» **Your objective**: Reproduce the lines of the material without any change, starting with the line that contains "localize each UI" and continuing through the line that contains "q19-option-d-zh: D) 它们会帮助人减少恐惧。".

[Records from a dataset]
▬▬▬▬▬▬

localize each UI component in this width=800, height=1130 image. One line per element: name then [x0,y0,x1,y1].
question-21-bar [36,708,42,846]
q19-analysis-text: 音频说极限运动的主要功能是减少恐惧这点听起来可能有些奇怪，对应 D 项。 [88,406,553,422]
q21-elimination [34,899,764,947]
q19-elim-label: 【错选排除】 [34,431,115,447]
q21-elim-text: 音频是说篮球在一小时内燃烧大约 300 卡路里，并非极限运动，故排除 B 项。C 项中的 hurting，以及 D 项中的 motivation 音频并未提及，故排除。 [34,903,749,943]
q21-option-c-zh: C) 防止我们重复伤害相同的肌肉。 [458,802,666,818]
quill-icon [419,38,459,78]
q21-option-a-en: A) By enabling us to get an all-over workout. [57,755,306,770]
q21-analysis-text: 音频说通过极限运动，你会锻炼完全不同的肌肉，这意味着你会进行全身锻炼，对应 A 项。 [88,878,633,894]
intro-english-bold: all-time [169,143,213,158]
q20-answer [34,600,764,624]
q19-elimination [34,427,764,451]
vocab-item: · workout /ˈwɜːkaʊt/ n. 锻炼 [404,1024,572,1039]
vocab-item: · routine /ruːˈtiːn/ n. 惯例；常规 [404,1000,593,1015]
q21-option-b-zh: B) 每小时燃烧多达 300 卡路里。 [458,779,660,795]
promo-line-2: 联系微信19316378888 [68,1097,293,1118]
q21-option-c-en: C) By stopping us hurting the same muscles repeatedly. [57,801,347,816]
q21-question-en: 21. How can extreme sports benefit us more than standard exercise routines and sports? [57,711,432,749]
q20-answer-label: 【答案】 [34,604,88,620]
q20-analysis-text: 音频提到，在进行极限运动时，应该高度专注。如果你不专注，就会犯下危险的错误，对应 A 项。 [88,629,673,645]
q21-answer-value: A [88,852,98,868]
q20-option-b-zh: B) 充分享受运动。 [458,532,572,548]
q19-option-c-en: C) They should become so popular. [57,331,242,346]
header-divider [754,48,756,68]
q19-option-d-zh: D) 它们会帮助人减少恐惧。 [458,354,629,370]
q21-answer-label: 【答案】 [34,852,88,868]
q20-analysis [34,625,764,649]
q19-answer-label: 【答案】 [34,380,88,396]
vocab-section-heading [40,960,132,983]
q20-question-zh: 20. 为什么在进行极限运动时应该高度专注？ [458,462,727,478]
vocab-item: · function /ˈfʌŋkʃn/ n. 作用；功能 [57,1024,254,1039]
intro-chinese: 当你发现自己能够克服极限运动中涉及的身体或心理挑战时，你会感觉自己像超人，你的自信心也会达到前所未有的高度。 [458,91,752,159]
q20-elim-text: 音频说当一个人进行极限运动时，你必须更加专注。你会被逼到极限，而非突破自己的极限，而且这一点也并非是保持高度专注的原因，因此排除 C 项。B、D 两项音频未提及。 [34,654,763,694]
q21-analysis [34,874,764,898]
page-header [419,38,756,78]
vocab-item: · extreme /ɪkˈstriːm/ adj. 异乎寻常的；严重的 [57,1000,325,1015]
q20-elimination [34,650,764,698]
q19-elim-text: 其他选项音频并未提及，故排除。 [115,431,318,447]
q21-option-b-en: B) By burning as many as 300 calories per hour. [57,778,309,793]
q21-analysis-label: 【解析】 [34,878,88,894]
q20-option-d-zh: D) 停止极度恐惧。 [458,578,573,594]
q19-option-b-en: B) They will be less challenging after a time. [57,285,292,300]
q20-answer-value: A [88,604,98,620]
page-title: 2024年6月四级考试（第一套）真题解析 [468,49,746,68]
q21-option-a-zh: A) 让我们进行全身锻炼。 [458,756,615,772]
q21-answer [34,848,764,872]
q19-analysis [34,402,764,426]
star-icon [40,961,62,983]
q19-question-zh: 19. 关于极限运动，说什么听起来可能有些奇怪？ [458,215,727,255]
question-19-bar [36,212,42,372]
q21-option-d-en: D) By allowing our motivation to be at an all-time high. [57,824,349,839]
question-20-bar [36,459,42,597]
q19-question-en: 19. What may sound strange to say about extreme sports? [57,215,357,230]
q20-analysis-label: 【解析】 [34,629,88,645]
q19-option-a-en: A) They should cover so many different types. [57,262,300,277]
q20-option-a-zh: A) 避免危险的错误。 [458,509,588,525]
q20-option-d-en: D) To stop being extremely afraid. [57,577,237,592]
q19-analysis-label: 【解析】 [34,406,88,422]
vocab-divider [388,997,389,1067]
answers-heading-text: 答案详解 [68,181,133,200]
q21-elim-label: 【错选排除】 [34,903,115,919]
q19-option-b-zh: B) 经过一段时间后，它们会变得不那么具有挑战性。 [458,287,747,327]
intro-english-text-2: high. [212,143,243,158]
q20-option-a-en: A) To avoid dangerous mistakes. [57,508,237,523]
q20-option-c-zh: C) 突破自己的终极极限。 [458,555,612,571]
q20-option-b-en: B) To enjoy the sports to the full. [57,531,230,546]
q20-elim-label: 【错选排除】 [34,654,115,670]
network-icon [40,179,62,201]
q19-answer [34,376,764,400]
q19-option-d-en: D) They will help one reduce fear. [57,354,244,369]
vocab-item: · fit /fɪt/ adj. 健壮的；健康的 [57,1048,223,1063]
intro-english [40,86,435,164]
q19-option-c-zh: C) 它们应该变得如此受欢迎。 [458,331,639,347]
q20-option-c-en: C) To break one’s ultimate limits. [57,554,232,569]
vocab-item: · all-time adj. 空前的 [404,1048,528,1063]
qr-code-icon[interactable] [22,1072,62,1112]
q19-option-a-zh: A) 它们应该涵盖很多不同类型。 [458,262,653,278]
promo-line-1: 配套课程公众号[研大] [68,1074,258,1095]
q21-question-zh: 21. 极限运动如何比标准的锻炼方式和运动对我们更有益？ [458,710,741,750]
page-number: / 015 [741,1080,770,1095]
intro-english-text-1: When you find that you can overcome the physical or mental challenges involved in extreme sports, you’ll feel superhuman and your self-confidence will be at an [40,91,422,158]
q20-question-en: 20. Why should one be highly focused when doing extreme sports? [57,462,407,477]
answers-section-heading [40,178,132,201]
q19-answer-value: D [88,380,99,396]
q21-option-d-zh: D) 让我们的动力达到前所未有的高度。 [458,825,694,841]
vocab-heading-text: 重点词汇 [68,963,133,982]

▬▬▬▬▬▬

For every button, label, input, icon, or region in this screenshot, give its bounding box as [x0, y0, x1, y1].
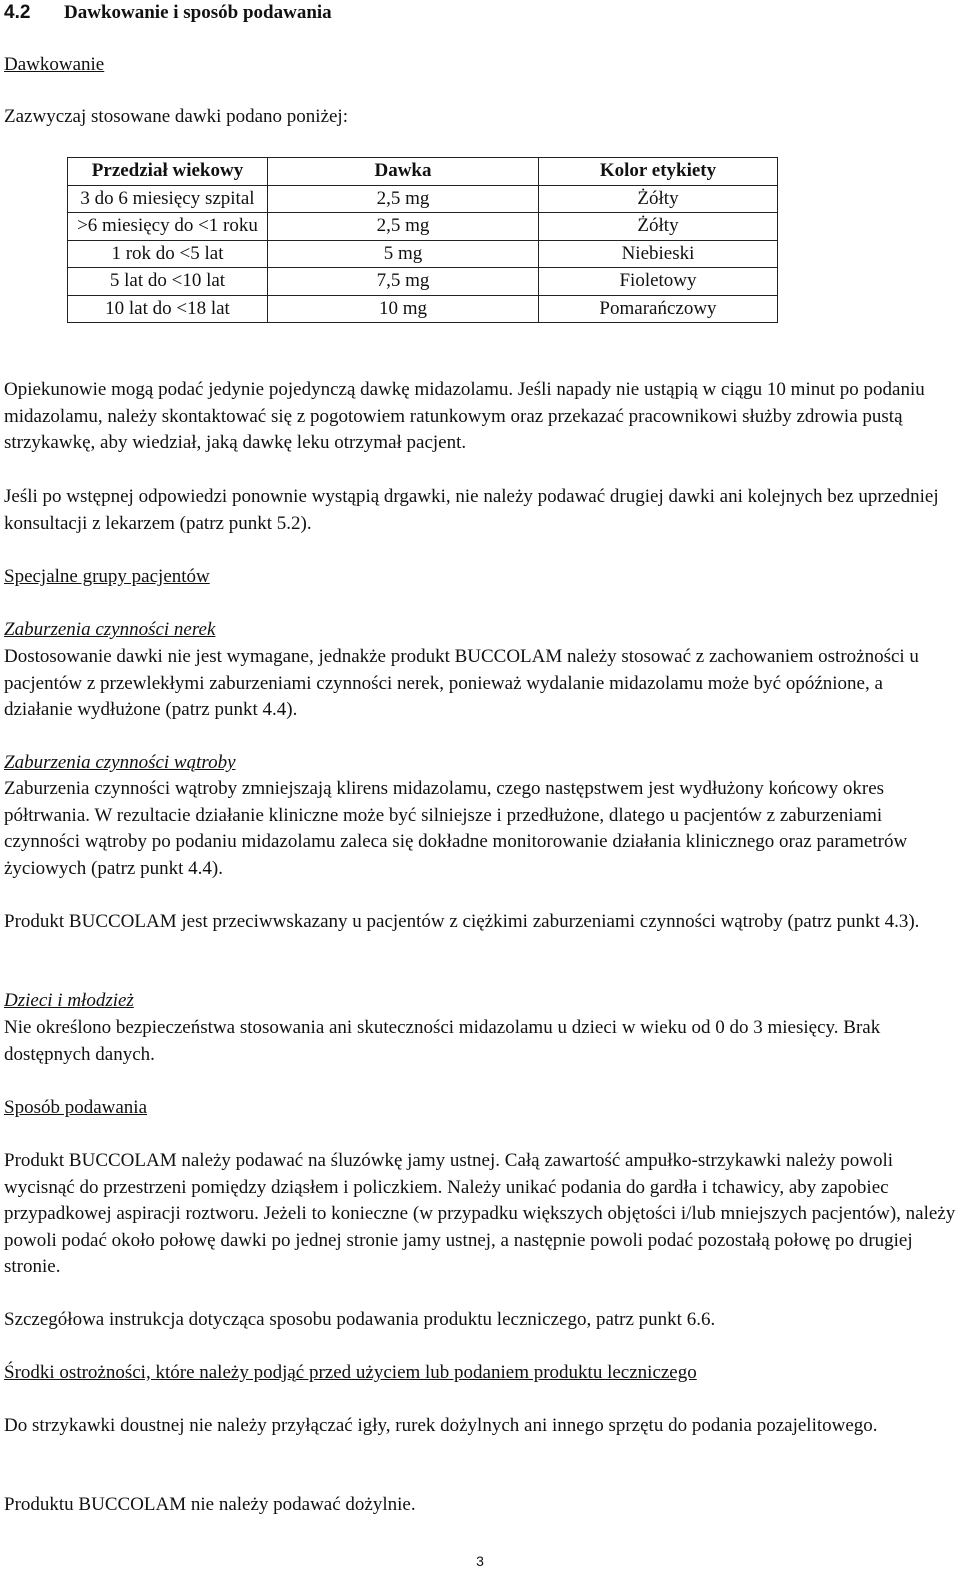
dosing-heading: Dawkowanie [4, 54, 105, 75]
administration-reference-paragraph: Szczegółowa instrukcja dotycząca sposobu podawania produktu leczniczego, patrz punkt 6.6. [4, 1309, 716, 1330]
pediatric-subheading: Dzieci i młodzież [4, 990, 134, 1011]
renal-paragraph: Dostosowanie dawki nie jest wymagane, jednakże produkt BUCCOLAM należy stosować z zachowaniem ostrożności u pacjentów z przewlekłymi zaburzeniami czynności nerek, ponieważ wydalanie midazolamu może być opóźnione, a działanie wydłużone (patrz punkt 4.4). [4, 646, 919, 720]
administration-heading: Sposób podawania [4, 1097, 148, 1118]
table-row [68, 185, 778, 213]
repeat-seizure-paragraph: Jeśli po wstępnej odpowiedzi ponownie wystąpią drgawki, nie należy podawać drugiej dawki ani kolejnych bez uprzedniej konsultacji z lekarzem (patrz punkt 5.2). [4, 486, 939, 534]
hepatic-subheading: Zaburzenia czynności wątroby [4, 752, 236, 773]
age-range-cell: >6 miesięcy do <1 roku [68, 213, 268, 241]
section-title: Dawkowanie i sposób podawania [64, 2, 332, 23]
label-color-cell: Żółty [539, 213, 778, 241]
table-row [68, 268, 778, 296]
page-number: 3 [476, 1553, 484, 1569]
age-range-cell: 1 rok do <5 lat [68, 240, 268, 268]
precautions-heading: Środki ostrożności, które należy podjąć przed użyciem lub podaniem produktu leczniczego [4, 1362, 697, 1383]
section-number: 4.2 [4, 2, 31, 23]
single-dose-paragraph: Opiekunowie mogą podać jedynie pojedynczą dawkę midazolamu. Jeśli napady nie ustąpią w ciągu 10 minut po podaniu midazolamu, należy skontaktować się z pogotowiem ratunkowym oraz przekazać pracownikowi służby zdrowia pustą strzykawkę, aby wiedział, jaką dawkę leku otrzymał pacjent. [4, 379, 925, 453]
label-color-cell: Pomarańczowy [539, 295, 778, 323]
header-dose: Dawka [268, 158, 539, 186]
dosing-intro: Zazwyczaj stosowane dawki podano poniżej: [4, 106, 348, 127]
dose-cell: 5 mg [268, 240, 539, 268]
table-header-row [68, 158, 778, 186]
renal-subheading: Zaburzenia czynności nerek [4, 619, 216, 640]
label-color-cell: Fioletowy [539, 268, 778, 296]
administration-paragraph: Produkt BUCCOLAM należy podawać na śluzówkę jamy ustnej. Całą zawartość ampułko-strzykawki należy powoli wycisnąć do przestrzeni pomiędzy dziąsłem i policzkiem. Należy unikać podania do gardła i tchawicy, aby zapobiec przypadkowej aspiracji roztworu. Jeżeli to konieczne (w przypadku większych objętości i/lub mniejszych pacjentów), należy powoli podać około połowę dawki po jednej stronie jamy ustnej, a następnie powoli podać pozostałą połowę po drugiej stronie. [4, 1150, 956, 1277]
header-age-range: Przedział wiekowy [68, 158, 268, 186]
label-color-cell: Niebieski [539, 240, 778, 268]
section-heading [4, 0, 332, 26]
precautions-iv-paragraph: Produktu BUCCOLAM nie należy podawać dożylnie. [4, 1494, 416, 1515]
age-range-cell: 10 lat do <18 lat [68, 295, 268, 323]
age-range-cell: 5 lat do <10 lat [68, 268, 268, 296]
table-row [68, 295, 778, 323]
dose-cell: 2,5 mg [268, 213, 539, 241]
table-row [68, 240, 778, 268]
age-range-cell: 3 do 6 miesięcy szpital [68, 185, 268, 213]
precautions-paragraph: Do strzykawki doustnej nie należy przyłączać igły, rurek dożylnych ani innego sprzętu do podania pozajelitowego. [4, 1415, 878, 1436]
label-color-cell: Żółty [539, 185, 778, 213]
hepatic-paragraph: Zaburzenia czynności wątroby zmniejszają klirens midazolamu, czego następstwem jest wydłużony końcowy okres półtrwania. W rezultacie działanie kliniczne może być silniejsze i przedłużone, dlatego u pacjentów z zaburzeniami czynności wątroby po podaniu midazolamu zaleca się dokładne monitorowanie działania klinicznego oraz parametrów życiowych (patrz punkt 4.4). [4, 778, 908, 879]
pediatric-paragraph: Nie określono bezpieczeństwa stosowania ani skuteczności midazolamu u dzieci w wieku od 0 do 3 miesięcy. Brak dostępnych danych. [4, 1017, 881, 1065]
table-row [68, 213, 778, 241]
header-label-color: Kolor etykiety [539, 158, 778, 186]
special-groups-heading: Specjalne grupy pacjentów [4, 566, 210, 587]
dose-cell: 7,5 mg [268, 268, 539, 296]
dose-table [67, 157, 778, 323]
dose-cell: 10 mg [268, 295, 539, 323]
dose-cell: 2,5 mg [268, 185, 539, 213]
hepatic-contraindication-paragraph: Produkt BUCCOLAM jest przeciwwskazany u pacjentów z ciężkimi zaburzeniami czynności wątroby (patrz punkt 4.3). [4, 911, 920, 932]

▬▬▬▬▬▬

» **The output**:
localize each UI component in this width=800, height=1130 image. One line per element: name then [x0,y0,x1,y1].
question-21-bar [36,708,42,846]
q19-analysis-text: 音频说极限运动的主要功能是减少恐惧这点听起来可能有些奇怪，对应 D 项。 [88,406,553,422]
q21-elimination [34,899,764,947]
q19-elim-label: 【错选排除】 [34,431,115,447]
q21-elim-text: 音频是说篮球在一小时内燃烧大约 300 卡路里，并非极限运动，故排除 B 项。C 项中的 hurting，以及 D 项中的 motivation 音频并未提及，故排除。 [34,903,749,943]
q21-option-c-zh: C) 防止我们重复伤害相同的肌肉。 [458,802,666,818]
quill-icon [419,38,459,78]
q21-option-a-en: A) By enabling us to get an all-over workout. [57,755,306,770]
q21-analysis-text: 音频说通过极限运动，你会锻炼完全不同的肌肉，这意味着你会进行全身锻炼，对应 A 项。 [88,878,633,894]
intro-english-bold: all-time [169,143,213,158]
q20-answer [34,600,764,624]
q19-elimination [34,427,764,451]
vocab-item: · workout /ˈwɜːkaʊt/ n. 锻炼 [404,1024,572,1039]
vocab-item: · routine /ruːˈtiːn/ n. 惯例；常规 [404,1000,593,1015]
q21-option-b-zh: B) 每小时燃烧多达 300 卡路里。 [458,779,660,795]
promo-line-2: 联系微信19316378888 [68,1097,293,1118]
q21-option-c-en: C) By stopping us hurting the same muscles repeatedly. [57,801,347,816]
q21-question-en: 21. How can extreme sports benefit us more than standard exercise routines and sports? [57,711,432,749]
q20-answer-label: 【答案】 [34,604,88,620]
q20-analysis-text: 音频提到，在进行极限运动时，应该高度专注。如果你不专注，就会犯下危险的错误，对应 A 项。 [88,629,673,645]
q21-answer-value: A [88,852,98,868]
q20-option-b-zh: B) 充分享受运动。 [458,532,572,548]
q19-option-c-en: C) They should become so popular. [57,331,242,346]
header-divider [754,48,756,68]
q19-option-d-zh: D) 它们会帮助人减少恐惧。 [458,354,629,370]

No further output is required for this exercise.